Exercise description: Leave out the pictures and repeat the data exactly.
## START Material for the task
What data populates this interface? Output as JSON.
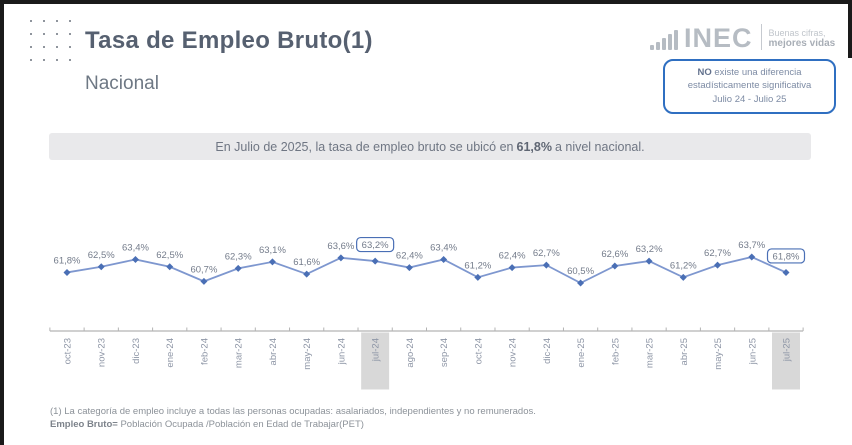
{
  "header": {
    "title": "Tasa de Empleo Bruto(1)",
    "region": "Nacional"
  },
  "logo": {
    "text": "INEC",
    "tagline_line1": "Buenas cifras,",
    "tagline_line2": "mejores vidas"
  },
  "note_box": {
    "emphasis": "NO",
    "line1_rest": " existe una diferencia",
    "line2": "estadísticamente significativa",
    "line3": "Julio 24 - Julio 25"
  },
  "banner": {
    "text_before": "En Julio de 2025, la tasa de empleo bruto se ubicó en",
    "value": "61,8%",
    "text_after": "a nivel nacional."
  },
  "chart_data": {
    "type": "line",
    "title": "Tasa de Empleo Bruto - Nacional",
    "categories": [
      "oct-23",
      "nov-23",
      "dic-23",
      "ene-24",
      "feb-24",
      "mar-24",
      "abr-24",
      "may-24",
      "jun-24",
      "jul-24",
      "ago-24",
      "sep-24",
      "oct-24",
      "nov-24",
      "dic-24",
      "ene-25",
      "feb-25",
      "mar-25",
      "abr-25",
      "may-25",
      "jun-25",
      "jul-25"
    ],
    "values": [
      61.8,
      62.5,
      63.4,
      62.5,
      60.7,
      62.3,
      63.1,
      61.6,
      63.6,
      63.2,
      62.4,
      63.4,
      61.2,
      62.4,
      62.7,
      60.5,
      62.6,
      63.2,
      61.2,
      62.7,
      63.7,
      61.8
    ],
    "value_suffix": "%",
    "decimal_separator": ",",
    "boxed_label_indices": [
      9,
      21
    ],
    "highlighted_category_indices": [
      9,
      21
    ],
    "ylim": [
      60,
      64.5
    ],
    "grid": false,
    "legend": false,
    "colors": {
      "line": "#7e97cf",
      "marker": "#4a6fb5",
      "value_label": "#747c8b",
      "box_stroke": "#4a6fb5",
      "axis": "#b3b3b3",
      "category_label": "#8e96a6",
      "highlight_bg": "#d8d8d8"
    }
  },
  "footnotes": {
    "line1": "(1) La categoría de empleo incluye a todas las personas ocupadas: asalariados, independientes y no remunerados.",
    "line2_bold": "Empleo Bruto=",
    "line2_rest": " Población Ocupada /Población en Edad de Trabajar(PET)"
  }
}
## END Material for the task
Solution:
What data populates this interface? Output as JSON.
{
  "header": {
    "title": "Tasa de Empleo Bruto(1)",
    "region": "Nacional"
  },
  "logo": {
    "text": "INEC",
    "tagline_line1": "Buenas cifras,",
    "tagline_line2": "mejores vidas"
  },
  "note_box": {
    "emphasis": "NO",
    "line1_rest": " existe una diferencia",
    "line2": "estadísticamente significativa",
    "line3": "Julio 24 - Julio 25"
  },
  "banner": {
    "text_before": "En Julio de 2025, la tasa de empleo bruto se ubicó en",
    "value": "61,8%",
    "text_after": "a nivel nacional."
  },
  "chart_data": {
    "type": "line",
    "title": "Tasa de Empleo Bruto - Nacional",
    "categories": [
      "oct-23",
      "nov-23",
      "dic-23",
      "ene-24",
      "feb-24",
      "mar-24",
      "abr-24",
      "may-24",
      "jun-24",
      "jul-24",
      "ago-24",
      "sep-24",
      "oct-24",
      "nov-24",
      "dic-24",
      "ene-25",
      "feb-25",
      "mar-25",
      "abr-25",
      "may-25",
      "jun-25",
      "jul-25"
    ],
    "values": [
      61.8,
      62.5,
      63.4,
      62.5,
      60.7,
      62.3,
      63.1,
      61.6,
      63.6,
      63.2,
      62.4,
      63.4,
      61.2,
      62.4,
      62.7,
      60.5,
      62.6,
      63.2,
      61.2,
      62.7,
      63.7,
      61.8
    ],
    "value_suffix": "%",
    "decimal_separator": ",",
    "boxed_label_indices": [
      9,
      21
    ],
    "highlighted_category_indices": [
      9,
      21
    ],
    "ylim": [
      60,
      64.5
    ],
    "grid": false,
    "legend": false,
    "colors": {
      "line": "#7e97cf",
      "marker": "#4a6fb5",
      "value_label": "#747c8b",
      "box_stroke": "#4a6fb5",
      "axis": "#b3b3b3",
      "category_label": "#8e96a6",
      "highlight_bg": "#d8d8d8"
    }
  },
  "footnotes": {
    "line1": "(1) La categoría de empleo incluye a todas las personas ocupadas: asalariados, independientes y no remunerados.",
    "line2_bold": "Empleo Bruto=",
    "line2_rest": " Población Ocupada /Población en Edad de Trabajar(PET)"
  }
}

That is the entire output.